Source material:
+++

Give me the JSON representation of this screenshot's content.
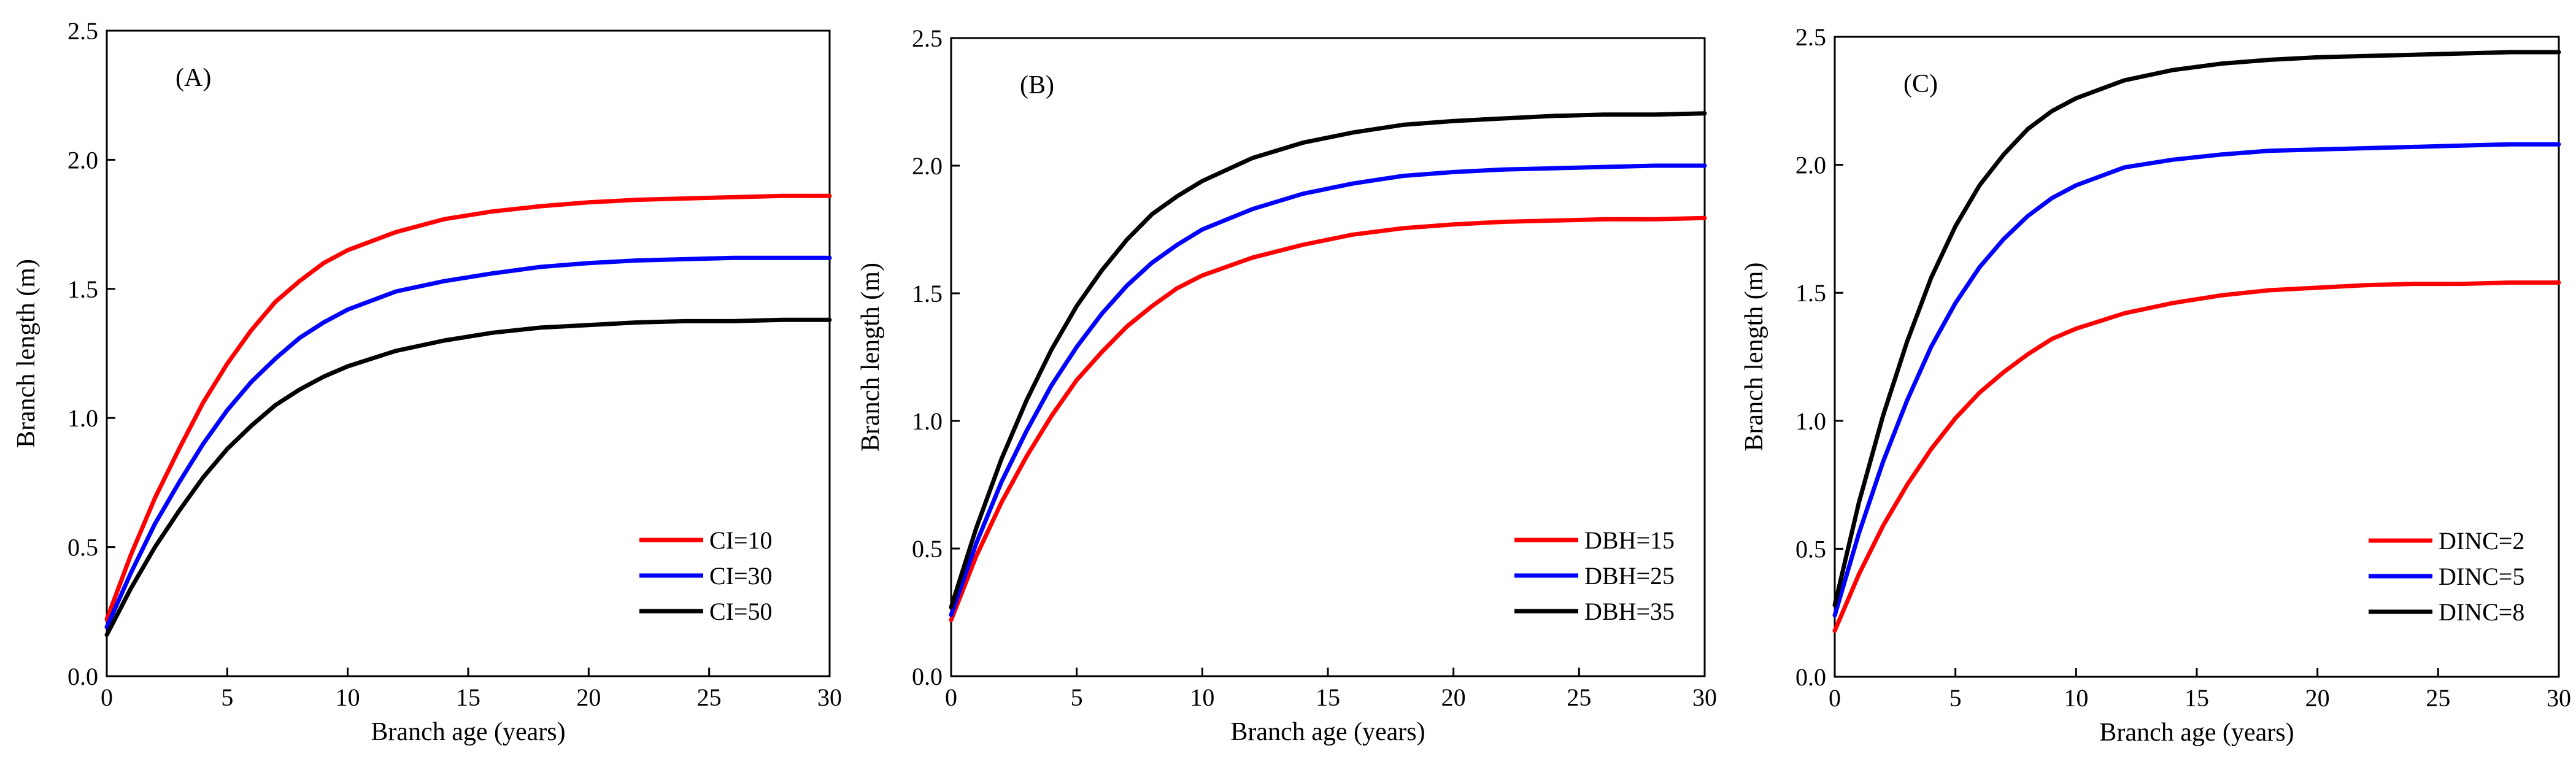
{
  "chart_data": [
    {
      "type": "line",
      "panel_label": "(A)",
      "xlabel": "Branch age (years)",
      "ylabel": "Branch length (m)",
      "xlim": [
        0,
        30
      ],
      "ylim": [
        0,
        2.5
      ],
      "xticks": [
        0,
        5,
        10,
        15,
        20,
        25,
        30
      ],
      "xtick_labels": [
        "0",
        "5",
        "10",
        "15",
        "20",
        "25",
        "30"
      ],
      "yticks": [
        0,
        0.5,
        1.0,
        1.5,
        2.0,
        2.5
      ],
      "ytick_labels": [
        "0.0",
        "0.5",
        "1.0",
        "1.5",
        "2.0",
        "2.5"
      ],
      "legend_position": "bottom-right",
      "x": [
        0,
        1,
        2,
        3,
        4,
        5,
        6,
        7,
        8,
        9,
        10,
        12,
        14,
        16,
        18,
        20,
        22,
        24,
        26,
        28,
        30
      ],
      "series": [
        {
          "name": "CI=10",
          "color": "#ff0000",
          "values": [
            0.22,
            0.47,
            0.69,
            0.88,
            1.06,
            1.21,
            1.34,
            1.45,
            1.53,
            1.6,
            1.65,
            1.72,
            1.77,
            1.8,
            1.82,
            1.835,
            1.845,
            1.85,
            1.855,
            1.86,
            1.86
          ]
        },
        {
          "name": "CI=30",
          "color": "#0000ff",
          "values": [
            0.19,
            0.4,
            0.59,
            0.75,
            0.9,
            1.03,
            1.14,
            1.23,
            1.31,
            1.37,
            1.42,
            1.49,
            1.53,
            1.56,
            1.585,
            1.6,
            1.61,
            1.615,
            1.62,
            1.62,
            1.62
          ]
        },
        {
          "name": "CI=50",
          "color": "#000000",
          "values": [
            0.16,
            0.34,
            0.5,
            0.64,
            0.77,
            0.88,
            0.97,
            1.05,
            1.11,
            1.16,
            1.2,
            1.26,
            1.3,
            1.33,
            1.35,
            1.36,
            1.37,
            1.375,
            1.375,
            1.38,
            1.38
          ]
        }
      ]
    },
    {
      "type": "line",
      "panel_label": "(B)",
      "xlabel": "Branch age (years)",
      "ylabel": "Branch length (m)",
      "xlim": [
        0,
        30
      ],
      "ylim": [
        0,
        2.5
      ],
      "xticks": [
        0,
        5,
        10,
        15,
        20,
        25,
        30
      ],
      "xtick_labels": [
        "0",
        "5",
        "10",
        "15",
        "20",
        "25",
        "30"
      ],
      "yticks": [
        0,
        0.5,
        1.0,
        1.5,
        2.0,
        2.5
      ],
      "ytick_labels": [
        "0.0",
        "0.5",
        "1.0",
        "1.5",
        "2.0",
        "2.5"
      ],
      "legend_position": "bottom-right",
      "x": [
        0,
        1,
        2,
        3,
        4,
        5,
        6,
        7,
        8,
        9,
        10,
        12,
        14,
        16,
        18,
        20,
        22,
        24,
        26,
        28,
        30
      ],
      "series": [
        {
          "name": "DBH=15",
          "color": "#ff0000",
          "values": [
            0.22,
            0.47,
            0.68,
            0.86,
            1.02,
            1.16,
            1.27,
            1.37,
            1.45,
            1.52,
            1.57,
            1.64,
            1.69,
            1.73,
            1.755,
            1.77,
            1.78,
            1.785,
            1.79,
            1.79,
            1.795
          ]
        },
        {
          "name": "DBH=25",
          "color": "#0000ff",
          "values": [
            0.24,
            0.52,
            0.76,
            0.96,
            1.14,
            1.29,
            1.42,
            1.53,
            1.62,
            1.69,
            1.75,
            1.83,
            1.89,
            1.93,
            1.96,
            1.975,
            1.985,
            1.99,
            1.995,
            2.0,
            2.0
          ]
        },
        {
          "name": "DBH=35",
          "color": "#000000",
          "values": [
            0.27,
            0.58,
            0.85,
            1.08,
            1.28,
            1.45,
            1.59,
            1.71,
            1.81,
            1.88,
            1.94,
            2.03,
            2.09,
            2.13,
            2.16,
            2.175,
            2.185,
            2.195,
            2.2,
            2.2,
            2.205
          ]
        }
      ]
    },
    {
      "type": "line",
      "panel_label": "(C)",
      "xlabel": "Branch age (years)",
      "ylabel": "Branch length (m)",
      "xlim": [
        0,
        30
      ],
      "ylim": [
        0,
        2.5
      ],
      "xticks": [
        0,
        5,
        10,
        15,
        20,
        25,
        30
      ],
      "xtick_labels": [
        "0",
        "5",
        "10",
        "15",
        "20",
        "25",
        "30"
      ],
      "yticks": [
        0,
        0.5,
        1.0,
        1.5,
        2.0,
        2.5
      ],
      "ytick_labels": [
        "0.0",
        "0.5",
        "1.0",
        "1.5",
        "2.0",
        "2.5"
      ],
      "legend_position": "bottom-right",
      "x": [
        0,
        1,
        2,
        3,
        4,
        5,
        6,
        7,
        8,
        9,
        10,
        12,
        14,
        16,
        18,
        20,
        22,
        24,
        26,
        28,
        30
      ],
      "series": [
        {
          "name": "DINC=2",
          "color": "#ff0000",
          "values": [
            0.18,
            0.4,
            0.59,
            0.75,
            0.89,
            1.01,
            1.11,
            1.19,
            1.26,
            1.32,
            1.36,
            1.42,
            1.46,
            1.49,
            1.51,
            1.52,
            1.53,
            1.535,
            1.535,
            1.54,
            1.54
          ]
        },
        {
          "name": "DINC=5",
          "color": "#0000ff",
          "values": [
            0.24,
            0.56,
            0.84,
            1.08,
            1.29,
            1.46,
            1.6,
            1.71,
            1.8,
            1.87,
            1.92,
            1.99,
            2.02,
            2.04,
            2.055,
            2.06,
            2.065,
            2.07,
            2.075,
            2.08,
            2.08
          ]
        },
        {
          "name": "DINC=8",
          "color": "#000000",
          "values": [
            0.28,
            0.68,
            1.02,
            1.31,
            1.56,
            1.76,
            1.92,
            2.04,
            2.14,
            2.21,
            2.26,
            2.33,
            2.37,
            2.395,
            2.41,
            2.42,
            2.425,
            2.43,
            2.435,
            2.44,
            2.44
          ]
        }
      ]
    }
  ]
}
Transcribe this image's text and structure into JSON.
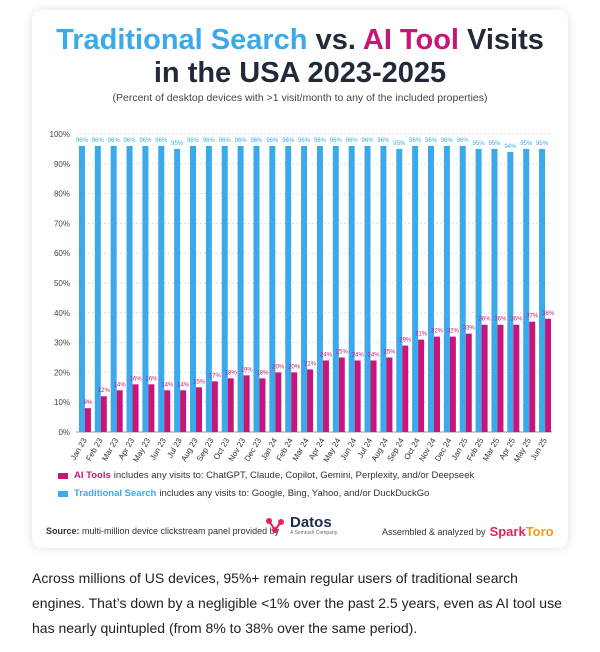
{
  "title": {
    "part1": "Traditional Search",
    "part2": " vs. ",
    "part3": "AI Tool",
    "part4": " Visits",
    "line2": "in the USA 2023-2025"
  },
  "subtitle": "(Percent of desktop devices with >1 visit/month to any of the included properties)",
  "chart_data": {
    "type": "bar",
    "categories": [
      "Jan 23",
      "Feb 23",
      "Mar 23",
      "Apr 23",
      "May 23",
      "Jun 23",
      "Jul 23",
      "Aug 23",
      "Sep 23",
      "Oct 23",
      "Nov 23",
      "Dec 23",
      "Jan 24",
      "Feb 24",
      "Mar 24",
      "Apr 24",
      "May 24",
      "Jun 24",
      "Jul 24",
      "Aug 24",
      "Sep 24",
      "Oct 24",
      "Nov 24",
      "Dec 24",
      "Jan 25",
      "Feb 25",
      "Mar 25",
      "Apr 25",
      "May 25",
      "Jun 25"
    ],
    "series": [
      {
        "color": "#3ba9ea",
        "values": [
          96,
          96,
          96,
          96,
          96,
          96,
          95,
          96,
          96,
          96,
          96,
          96,
          96,
          96,
          96,
          96,
          96,
          96,
          96,
          96,
          95,
          96,
          96,
          96,
          96,
          95,
          95,
          94,
          95,
          95
        ],
        "labels": [
          "96%",
          "96%",
          "96%",
          "96%",
          "96%",
          "96%",
          "95%",
          "96%",
          "96%",
          "96%",
          "96%",
          "96%",
          "96%",
          "96%",
          "96%",
          "96%",
          "96%",
          "96%",
          "96%",
          "96%",
          "95%",
          "96%",
          "96%",
          "96%",
          "96%",
          "95%",
          "95%",
          "94%",
          "95%",
          "95%"
        ]
      },
      {
        "color": "#c7167a",
        "values": [
          8,
          12,
          14,
          16,
          16,
          14,
          14,
          15,
          17,
          18,
          19,
          18,
          20,
          20,
          21,
          24,
          25,
          24,
          24,
          25,
          29,
          31,
          32,
          32,
          33,
          36,
          36,
          36,
          37,
          38
        ],
        "labels": [
          "8%",
          "12%",
          "14%",
          "16%",
          "16%",
          "14%",
          "14%",
          "15%",
          "17%",
          "18%",
          "19%",
          "18%",
          "20%",
          "20%",
          "21%",
          "24%",
          "25%",
          "24%",
          "24%",
          "25%",
          "29%",
          "31%",
          "32%",
          "32%",
          "33%",
          "36%",
          "36%",
          "36%",
          "37%",
          "38%"
        ]
      }
    ],
    "yticks": [
      "0%",
      "10%",
      "20%",
      "30%",
      "40%",
      "50%",
      "60%",
      "70%",
      "80%",
      "90%",
      "100%"
    ],
    "ylim": [
      0,
      100
    ],
    "grid": true
  },
  "legend": {
    "ai_name": "AI Tools",
    "ai_text": "includes any visits to: ChatGPT, Claude, Copilot, Gemini, Perplexity, and/or Deepseek",
    "ai_color": "#c7167a",
    "ts_name": "Traditional Search",
    "ts_text": "includes any visits to: Google, Bing, Yahoo, and/or DuckDuckGo",
    "ts_color": "#3ba9ea"
  },
  "footer": {
    "source_label": "Source:",
    "source_text": " multi-million device clickstream panel provided by",
    "datos_name": "Datos",
    "datos_sub": "A Semrush Company",
    "assembled": "Assembled & analyzed by",
    "sparktoro": "SparkToro"
  },
  "caption": "Across millions of US devices, 95%+ remain regular users of traditional search engines. That’s down by a negligible <1% over the past 2.5 years, even as AI tool use has nearly quintupled (from 8% to 38% over the same period)."
}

+++

Your goal: Scan the material line by line and report each one that contains "devices".

Full response:
  "subtitle": "(Percent of desktop devices with >1 visit/month to any of the included properties)",
  "caption": "Across millions of US devices, 95%+ remain regular users of traditional search engines. That’s down by a negligible <1% over the past 2.5 years, even as AI tool use has nearly quintupled (from 8% to 38% over the same period)."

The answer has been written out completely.